Work to be completed » Write the listing out again, all of it, word for word.

━━━ Dataset rows ━━━

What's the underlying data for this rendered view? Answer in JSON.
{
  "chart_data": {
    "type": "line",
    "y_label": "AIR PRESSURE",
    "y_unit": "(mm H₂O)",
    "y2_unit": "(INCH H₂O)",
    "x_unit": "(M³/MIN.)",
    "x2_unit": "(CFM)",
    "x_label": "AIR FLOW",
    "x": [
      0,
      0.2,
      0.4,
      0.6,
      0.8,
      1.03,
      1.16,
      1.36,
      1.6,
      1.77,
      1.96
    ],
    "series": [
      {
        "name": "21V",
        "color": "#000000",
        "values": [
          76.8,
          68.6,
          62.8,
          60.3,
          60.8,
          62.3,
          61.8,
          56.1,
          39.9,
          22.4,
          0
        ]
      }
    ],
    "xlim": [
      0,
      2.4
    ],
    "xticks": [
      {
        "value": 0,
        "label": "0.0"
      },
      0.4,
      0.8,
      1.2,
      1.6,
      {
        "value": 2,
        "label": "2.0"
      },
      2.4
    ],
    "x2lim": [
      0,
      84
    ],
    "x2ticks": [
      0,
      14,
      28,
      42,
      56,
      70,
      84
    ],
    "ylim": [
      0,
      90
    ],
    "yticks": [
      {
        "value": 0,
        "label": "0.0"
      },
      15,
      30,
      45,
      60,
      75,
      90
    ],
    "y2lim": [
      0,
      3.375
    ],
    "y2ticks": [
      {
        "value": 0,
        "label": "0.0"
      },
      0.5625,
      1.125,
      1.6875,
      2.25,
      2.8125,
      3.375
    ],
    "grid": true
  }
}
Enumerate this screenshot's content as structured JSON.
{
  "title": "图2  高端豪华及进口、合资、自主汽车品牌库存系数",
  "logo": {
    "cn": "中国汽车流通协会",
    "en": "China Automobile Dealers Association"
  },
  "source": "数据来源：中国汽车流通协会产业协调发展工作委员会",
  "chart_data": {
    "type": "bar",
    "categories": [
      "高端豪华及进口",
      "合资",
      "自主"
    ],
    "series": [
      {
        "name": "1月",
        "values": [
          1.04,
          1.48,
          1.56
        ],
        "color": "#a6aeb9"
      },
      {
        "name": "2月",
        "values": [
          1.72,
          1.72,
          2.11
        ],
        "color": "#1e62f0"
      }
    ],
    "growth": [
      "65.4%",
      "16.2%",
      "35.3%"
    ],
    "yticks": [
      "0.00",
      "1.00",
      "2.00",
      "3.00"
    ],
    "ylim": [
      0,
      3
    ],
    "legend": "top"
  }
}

━━━

Solution to this exercise »
What's the underlying data for this rendered view? Answer in JSON.
{
  "chart_data": {
    "type": "line",
    "y_label": "AIR PRESSURE",
    "y_unit": "(mm H₂O)",
    "y2_unit": "(INCH H₂O)",
    "x_unit": "(M³/MIN.)",
    "x2_unit": "(CFM)",
    "x_label": "AIR FLOW",
    "x": [
      0,
      0.2,
      0.4,
      0.6,
      0.8,
      1.03,
      1.16,
      1.36,
      1.6,
      1.77,
      1.96
    ],
    "series": [
      {
        "name": "21V",
        "color": "#000000",
        "values": [
          76.8,
          68.6,
          62.8,
          60.3,
          60.8,
          62.3,
          61.8,
          56.1,
          39.9,
          22.4,
          0
        ]
      }
    ],
    "xlim": [
      0,
      2.4
    ],
    "xticks": [
      {
        "value": 0,
        "label": "0.0"
      },
      0.4,
      0.8,
      1.2,
      1.6,
      {
        "value": 2,
        "label": "2.0"
      },
      2.4
    ],
    "x2lim": [
      0,
      84
    ],
    "x2ticks": [
      0,
      14,
      28,
      42,
      56,
      70,
      84
    ],
    "ylim": [
      0,
      90
    ],
    "yticks": [
      {
        "value": 0,
        "label": "0.0"
      },
      15,
      30,
      45,
      60,
      75,
      90
    ],
    "y2lim": [
      0,
      3.375
    ],
    "y2ticks": [
      {
        "value": 0,
        "label": "0.0"
      },
      0.5625,
      1.125,
      1.6875,
      2.25,
      2.8125,
      3.375
    ],
    "grid": true
  }
}
Enumerate this screenshot's content as structured JSON.
{
  "title": "图2  高端豪华及进口、合资、自主汽车品牌库存系数",
  "logo": {
    "cn": "中国汽车流通协会",
    "en": "China Automobile Dealers Association"
  },
  "source": "数据来源：中国汽车流通协会产业协调发展工作委员会",
  "chart_data": {
    "type": "bar",
    "categories": [
      "高端豪华及进口",
      "合资",
      "自主"
    ],
    "series": [
      {
        "name": "1月",
        "values": [
          1.04,
          1.48,
          1.56
        ],
        "color": "#a6aeb9"
      },
      {
        "name": "2月",
        "values": [
          1.72,
          1.72,
          2.11
        ],
        "color": "#1e62f0"
      }
    ],
    "growth": [
      "65.4%",
      "16.2%",
      "35.3%"
    ],
    "yticks": [
      "0.00",
      "1.00",
      "2.00",
      "3.00"
    ],
    "ylim": [
      0,
      3
    ],
    "legend": "top"
  }
}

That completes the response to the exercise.